• **The data**:

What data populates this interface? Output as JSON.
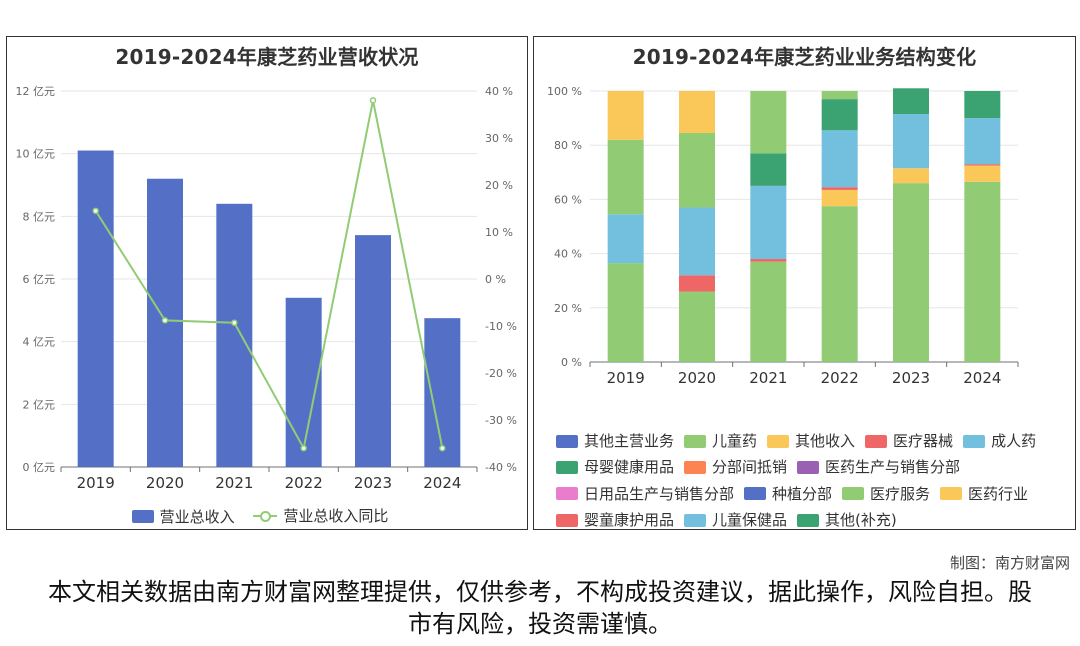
{
  "charts": [
    {
      "title": "2019-2024年康芝药业营收状况",
      "legend": [
        "营业总收入",
        "营业总收入同比"
      ]
    },
    {
      "title": "2019-2024年康芝药业业务结构变化"
    }
  ],
  "chart_data": [
    {
      "type": "bar",
      "title": "2019-2024年康芝药业营收状况",
      "categories": [
        "2019",
        "2020",
        "2021",
        "2022",
        "2023",
        "2024"
      ],
      "y_ticks": [
        "0 亿元",
        "2 亿元",
        "4 亿元",
        "6 亿元",
        "8 亿元",
        "10 亿元",
        "12 亿元"
      ],
      "y2_ticks": [
        "-40 %",
        "-30 %",
        "-20 %",
        "-10 %",
        "0 %",
        "10 %",
        "20 %",
        "30 %",
        "40 %"
      ],
      "ylim": [
        0,
        12
      ],
      "y2lim": [
        -40,
        40
      ],
      "series": [
        {
          "name": "营业总收入",
          "kind": "bar",
          "axis": "left",
          "color": "#5470c6",
          "values": [
            10.1,
            9.2,
            8.4,
            5.4,
            7.4,
            4.75
          ]
        },
        {
          "name": "营业总收入同比",
          "kind": "line",
          "axis": "right",
          "color": "#91cc75",
          "values": [
            14.5,
            -8.8,
            -9.3,
            -36.0,
            38.0,
            -36.0
          ]
        }
      ]
    },
    {
      "type": "bar",
      "stacked": true,
      "title": "2019-2024年康芝药业业务结构变化",
      "categories": [
        "2019",
        "2020",
        "2021",
        "2022",
        "2023",
        "2024"
      ],
      "y_ticks": [
        "0 %",
        "20 %",
        "40 %",
        "60 %",
        "80 %",
        "100 %"
      ],
      "ylim": [
        0,
        100
      ],
      "series": [
        {
          "name": "其他主营业务",
          "color": "#5470c6",
          "values": [
            0,
            0,
            0,
            0,
            0,
            0
          ]
        },
        {
          "name": "儿童药",
          "color": "#91cc75",
          "values": [
            36.5,
            26,
            37,
            57.5,
            66,
            66.5
          ]
        },
        {
          "name": "其他收入",
          "color": "#fac858",
          "values": [
            0,
            0,
            0,
            6,
            5.5,
            6
          ]
        },
        {
          "name": "医疗器械",
          "color": "#ee6666",
          "values": [
            0,
            6,
            1,
            1,
            0,
            0.5
          ]
        },
        {
          "name": "成人药",
          "color": "#73c0de",
          "values": [
            18,
            25,
            27,
            21,
            20,
            17
          ]
        },
        {
          "name": "母婴健康用品",
          "color": "#3ba272",
          "values": [
            0,
            0,
            12,
            11.5,
            9.5,
            10
          ]
        },
        {
          "name": "分部间抵销",
          "color": "#fc8452",
          "values": [
            0,
            0,
            0,
            0,
            0,
            0
          ]
        },
        {
          "name": "医药生产与销售分部",
          "color": "#9a60b4",
          "values": [
            0,
            0,
            0,
            0,
            0,
            0
          ]
        },
        {
          "name": "日用品生产与销售分部",
          "color": "#ea7ccc",
          "values": [
            0,
            0,
            0,
            0,
            0,
            0
          ]
        },
        {
          "name": "种植分部",
          "color": "#5470c6",
          "values": [
            0,
            0,
            0,
            0,
            0,
            0
          ]
        },
        {
          "name": "医疗服务",
          "color": "#91cc75",
          "values": [
            27.5,
            27.5,
            23,
            3,
            0,
            0
          ]
        },
        {
          "name": "医药行业",
          "color": "#fac858",
          "values": [
            18,
            15.5,
            0,
            0,
            0,
            0
          ]
        },
        {
          "name": "婴童康护用品",
          "color": "#ee6666",
          "values": [
            0,
            0,
            0,
            0,
            0,
            0
          ]
        },
        {
          "name": "儿童保健品",
          "color": "#73c0de",
          "values": [
            0,
            0,
            0,
            0,
            0,
            0
          ]
        },
        {
          "name": "其他(补充)",
          "color": "#3ba272",
          "values": [
            0,
            0,
            0,
            0,
            0,
            0
          ]
        }
      ]
    }
  ],
  "footer": {
    "credit": "制图：南方财富网",
    "disclaimer": "本文相关数据由南方财富网整理提供，仅供参考，不构成投资建议，据此操作，风险自担。股市有风险，投资需谨慎。"
  }
}
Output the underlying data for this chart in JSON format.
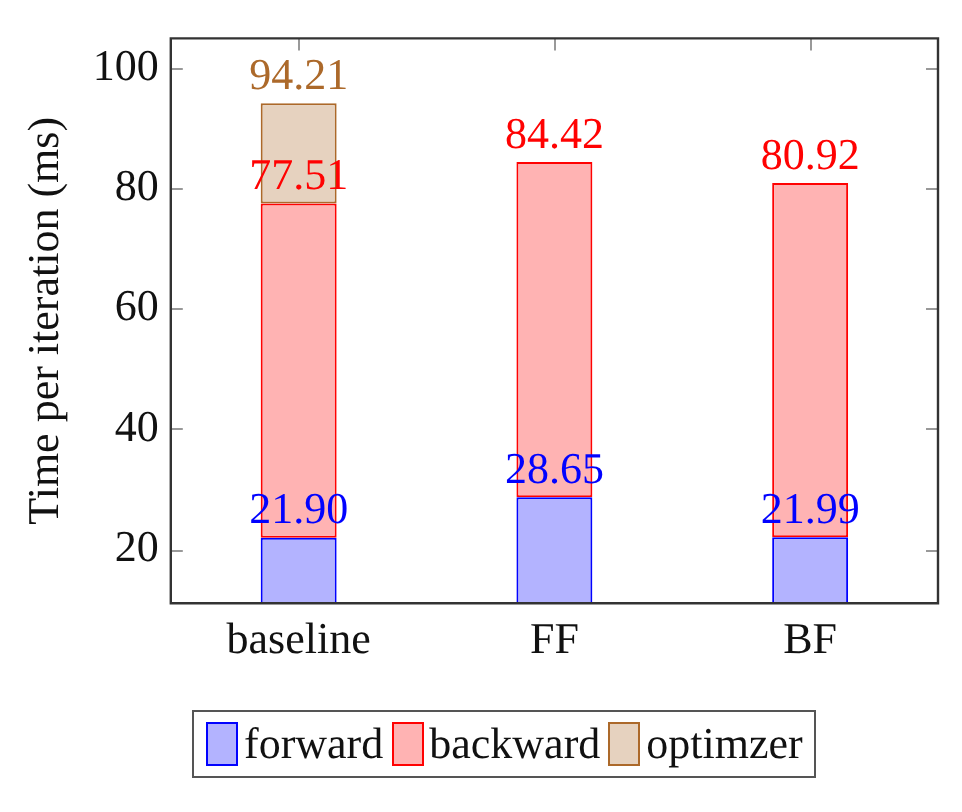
{
  "chart_data": {
    "type": "bar",
    "stacked": true,
    "ylabel": "Time per iteration (ms)",
    "categories": [
      "baseline",
      "FF",
      "BF"
    ],
    "series": [
      {
        "name": "forward",
        "color": "#b3b3ff",
        "values": [
          21.9,
          28.65,
          21.99
        ],
        "value_labels": [
          "21.90",
          "28.65",
          "21.99"
        ]
      },
      {
        "name": "backward",
        "color": "#ffb3b3",
        "values": [
          55.61,
          55.77,
          58.93
        ]
      },
      {
        "name": "optimzer",
        "color": "#e6d2bf",
        "values": [
          16.7,
          null,
          null
        ]
      }
    ],
    "annotations": [
      {
        "text": "77.51",
        "x": "baseline",
        "y": 77.51
      },
      {
        "text": "84.42",
        "x": "FF",
        "y": 84.42
      },
      {
        "text": "80.92",
        "x": "BF",
        "y": 80.92
      },
      {
        "text": "94.21",
        "x": "baseline",
        "y": 94.21
      }
    ],
    "ylim": [
      11,
      105
    ],
    "yticks": [
      20,
      40,
      60,
      80,
      100
    ],
    "grid": false,
    "legend": "bottom"
  }
}
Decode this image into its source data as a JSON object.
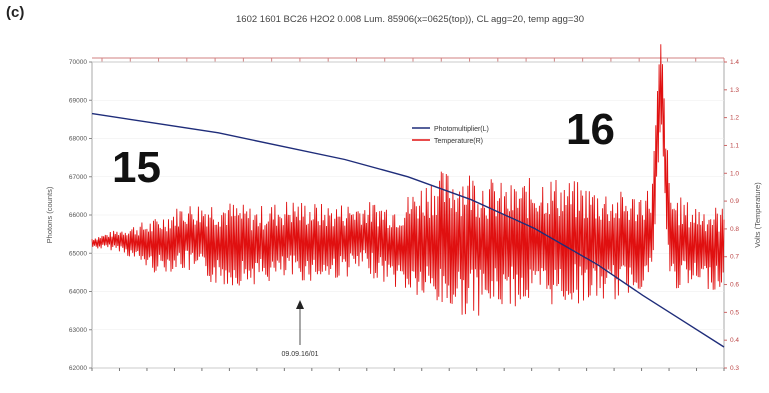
{
  "figure": {
    "panel_label": "(c)"
  },
  "chart_data": {
    "type": "line",
    "title": "1602 1601 BC26 H2O2 0.008 Lum. 85906(x=0625(top)), CL agg=20, temp agg=30",
    "xlabel": "",
    "ylabel": "Photons (counts)",
    "y2label": "Volts (Temperature)",
    "ylim": [
      62000,
      70000
    ],
    "y2lim": [
      0.3,
      1.4
    ],
    "yticks": [
      "70000",
      "69000",
      "68000",
      "67000",
      "66000",
      "65000",
      "64000",
      "63000",
      "62000"
    ],
    "y2ticks": [
      "1.4",
      "1.3",
      "1.2",
      "1.1",
      "1.0",
      "0.9",
      "0.8",
      "0.7",
      "0.6",
      "0.5",
      "0.4",
      "0.3"
    ],
    "xlim": [
      1,
      35000
    ],
    "big_labels": [
      {
        "text": "15",
        "x": 4000,
        "y": 66300
      },
      {
        "text": "16",
        "x": 28000,
        "y": 67700
      }
    ],
    "legend": {
      "position": "top-right",
      "entries": [
        "Photomultiplier(L)",
        "Temperature(R)"
      ]
    },
    "annotation": {
      "text": "09.09.16/01",
      "x": 12500,
      "y": 64500
    },
    "series": [
      {
        "name": "Photomultiplier(L)",
        "axis": "left",
        "color": "#1f2d7a",
        "x": [
          1,
          3500,
          7000,
          10500,
          14000,
          17500,
          21000,
          24500,
          28000,
          30500,
          32500,
          35000
        ],
        "y": [
          68650,
          68400,
          68150,
          67800,
          67450,
          67000,
          66400,
          65650,
          64700,
          63900,
          63300,
          62550
        ]
      },
      {
        "name": "Temperature(R)",
        "axis": "right",
        "color": "#e01010",
        "x": [
          1,
          1500,
          3500,
          5000,
          7000,
          9000,
          11000,
          13000,
          15000,
          17000,
          19000,
          21000,
          23000,
          25000,
          27000,
          29000,
          30000,
          31000,
          31500,
          32000,
          33000,
          35000
        ],
        "y": [
          0.75,
          0.76,
          0.74,
          0.77,
          0.75,
          0.74,
          0.76,
          0.75,
          0.77,
          0.74,
          0.76,
          0.75,
          0.74,
          0.76,
          0.75,
          0.74,
          0.75,
          0.78,
          1.32,
          0.76,
          0.74,
          0.73
        ],
        "spread": [
          0.02,
          0.04,
          0.1,
          0.12,
          0.16,
          0.14,
          0.15,
          0.14,
          0.13,
          0.16,
          0.25,
          0.27,
          0.22,
          0.24,
          0.22,
          0.2,
          0.18,
          0.18,
          0.2,
          0.18,
          0.16,
          0.15
        ]
      }
    ]
  }
}
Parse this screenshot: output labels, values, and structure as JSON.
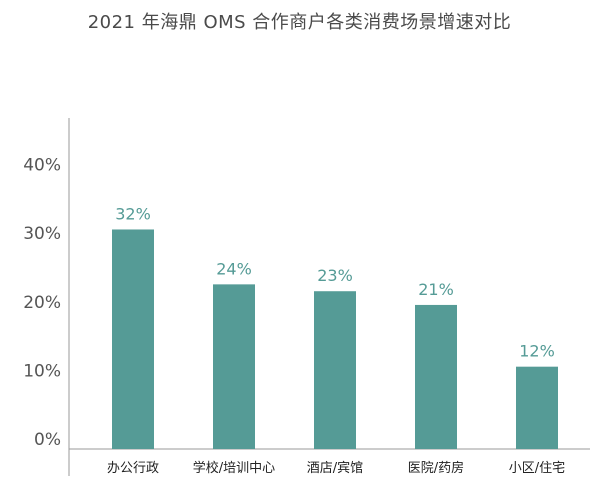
{
  "chart_data": {
    "type": "bar",
    "title": "2021 年海鼎 OMS 合作商户各类消费场景增速对比",
    "categories": [
      "办公行政",
      "学校/培训中心",
      "酒店/宾馆",
      "医院/药房",
      "小区/住宅"
    ],
    "values": [
      32,
      24,
      23,
      21,
      12
    ],
    "data_labels": [
      "32%",
      "24%",
      "23%",
      "21%",
      "12%"
    ],
    "y_ticks": [
      0,
      10,
      20,
      30,
      40
    ],
    "y_tick_labels": [
      "0%",
      "10%",
      "20%",
      "30%",
      "40%"
    ],
    "ylim": [
      0,
      45
    ],
    "xlabel": "",
    "ylabel": "",
    "grid": false,
    "bar_color": "#559b96",
    "label_color": "#559b96"
  }
}
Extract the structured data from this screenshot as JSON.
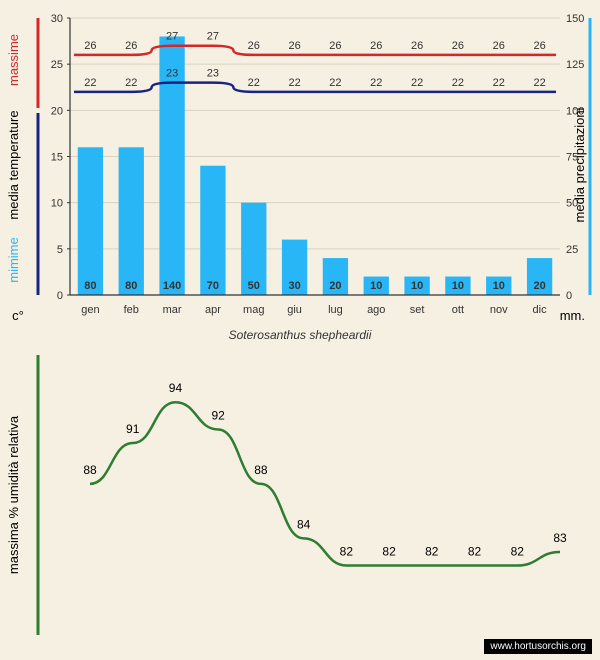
{
  "subtitle": "Soterosanthus shepheardii",
  "footer": "www.hortusorchis.org",
  "months": [
    "gen",
    "feb",
    "mar",
    "apr",
    "mag",
    "giu",
    "lug",
    "ago",
    "set",
    "ott",
    "nov",
    "dic"
  ],
  "top_chart": {
    "type": "combo-bar-line",
    "background": "#f5f0e1",
    "plot_border": "#333333",
    "left_axis": {
      "label": "media temperature",
      "unit": "c°",
      "min": 0,
      "max": 30,
      "step": 5,
      "color": "#1a237e",
      "label_color": "#000000"
    },
    "right_axis": {
      "label": "media precipitazioni",
      "unit": "mm.",
      "min": 0,
      "max": 150,
      "step": 25,
      "color": "#29b6f6",
      "label_color": "#000000"
    },
    "legend_labels": {
      "max": "massime",
      "min": "mimime"
    },
    "grid_color": "#d8d2c0",
    "bar": {
      "color": "#29b6f6",
      "values": [
        80,
        80,
        140,
        70,
        50,
        30,
        20,
        10,
        10,
        10,
        10,
        20
      ],
      "width": 0.62
    },
    "line_max": {
      "color": "#d62728",
      "width": 2.5,
      "values": [
        26,
        26,
        27,
        27,
        26,
        26,
        26,
        26,
        26,
        26,
        26,
        26
      ]
    },
    "line_min": {
      "color": "#1a237e",
      "width": 2.5,
      "values": [
        22,
        22,
        23,
        23,
        22,
        22,
        22,
        22,
        22,
        22,
        22,
        22
      ]
    },
    "label_fontsize": 11
  },
  "bottom_chart": {
    "type": "line",
    "background": "#f5f0e1",
    "axis_label": "massima % umidità relativa",
    "axis_color": "#2e7d32",
    "line": {
      "color": "#2e7d32",
      "width": 2.5,
      "values": [
        88,
        91,
        94,
        92,
        88,
        84,
        82,
        82,
        82,
        82,
        82,
        83
      ]
    },
    "ymin": 78,
    "ymax": 96,
    "label_fontsize": 12
  },
  "colors": {
    "bg": "#f5f0e1",
    "red": "#d62728",
    "navy": "#1a237e",
    "sky": "#29b6f6",
    "green": "#2e7d32",
    "black": "#000000"
  }
}
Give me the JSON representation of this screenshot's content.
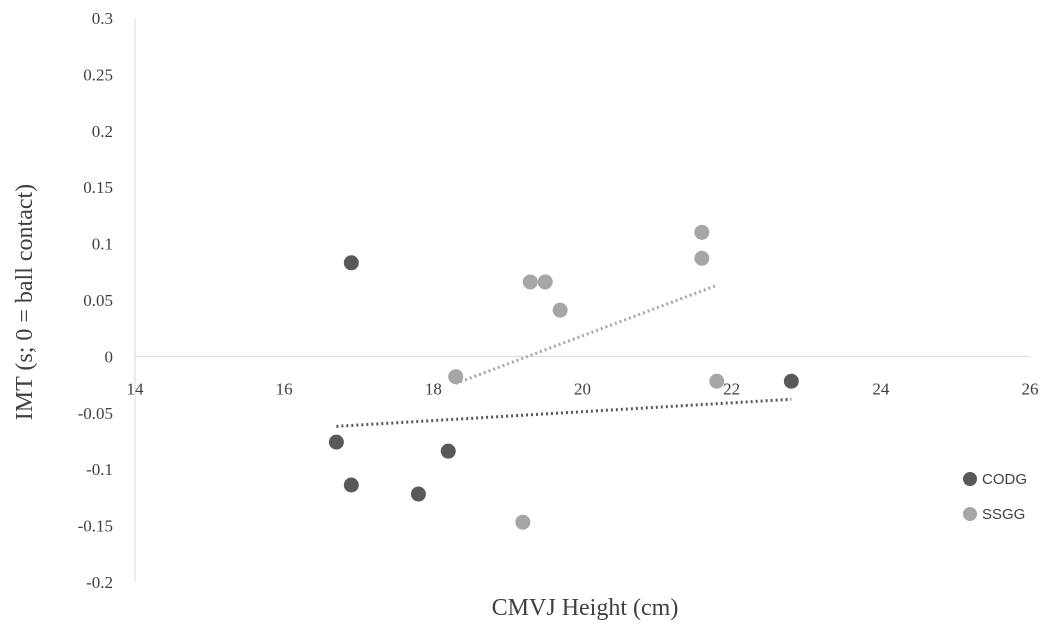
{
  "chart_data": {
    "type": "scatter",
    "xlabel": "CMVJ Height (cm)",
    "ylabel": "IMT (s; 0 = ball contact)",
    "xlim": [
      14,
      26
    ],
    "ylim": [
      -0.2,
      0.3
    ],
    "xticks": [
      14,
      16,
      18,
      20,
      22,
      24,
      26
    ],
    "xtick_labels": [
      "14",
      "16",
      "18",
      "20",
      "22",
      "24",
      "26"
    ],
    "yticks": [
      -0.2,
      -0.15,
      -0.1,
      -0.05,
      0,
      0.05,
      0.1,
      0.15,
      0.2,
      0.25,
      0.3
    ],
    "ytick_labels": [
      "-0.2",
      "-0.15",
      "-0.1",
      "-0.05",
      "0",
      "0.05",
      "0.1",
      "0.15",
      "0.2",
      "0.25",
      "0.3"
    ],
    "grid": false,
    "legend_position": "right",
    "series": [
      {
        "name": "CODG",
        "color": "#595959",
        "points": [
          {
            "x": 16.9,
            "y": 0.083
          },
          {
            "x": 16.7,
            "y": -0.076
          },
          {
            "x": 16.9,
            "y": -0.114
          },
          {
            "x": 17.8,
            "y": -0.122
          },
          {
            "x": 18.2,
            "y": -0.084
          },
          {
            "x": 22.8,
            "y": -0.022
          }
        ],
        "trendline": {
          "x": [
            16.7,
            22.8
          ],
          "y": [
            -0.062,
            -0.038
          ]
        }
      },
      {
        "name": "SSGG",
        "color": "#a6a6a6",
        "points": [
          {
            "x": 18.3,
            "y": -0.018
          },
          {
            "x": 19.3,
            "y": 0.066
          },
          {
            "x": 19.5,
            "y": 0.066
          },
          {
            "x": 19.7,
            "y": 0.041
          },
          {
            "x": 19.2,
            "y": -0.147
          },
          {
            "x": 21.6,
            "y": 0.11
          },
          {
            "x": 21.6,
            "y": 0.087
          },
          {
            "x": 21.8,
            "y": -0.022
          }
        ],
        "trendline": {
          "x": [
            18.3,
            21.8
          ],
          "y": [
            -0.024,
            0.063
          ]
        }
      }
    ]
  }
}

• **Work instructions**:
Which lines hold the string "screenshot"? Copy all of them from the data above.

• **Response**:
Parse this screenshot: output labels, values, and structure as JSON.
Extract the structured data from this screenshot as JSON.
Give me the JSON representation of this screenshot's content.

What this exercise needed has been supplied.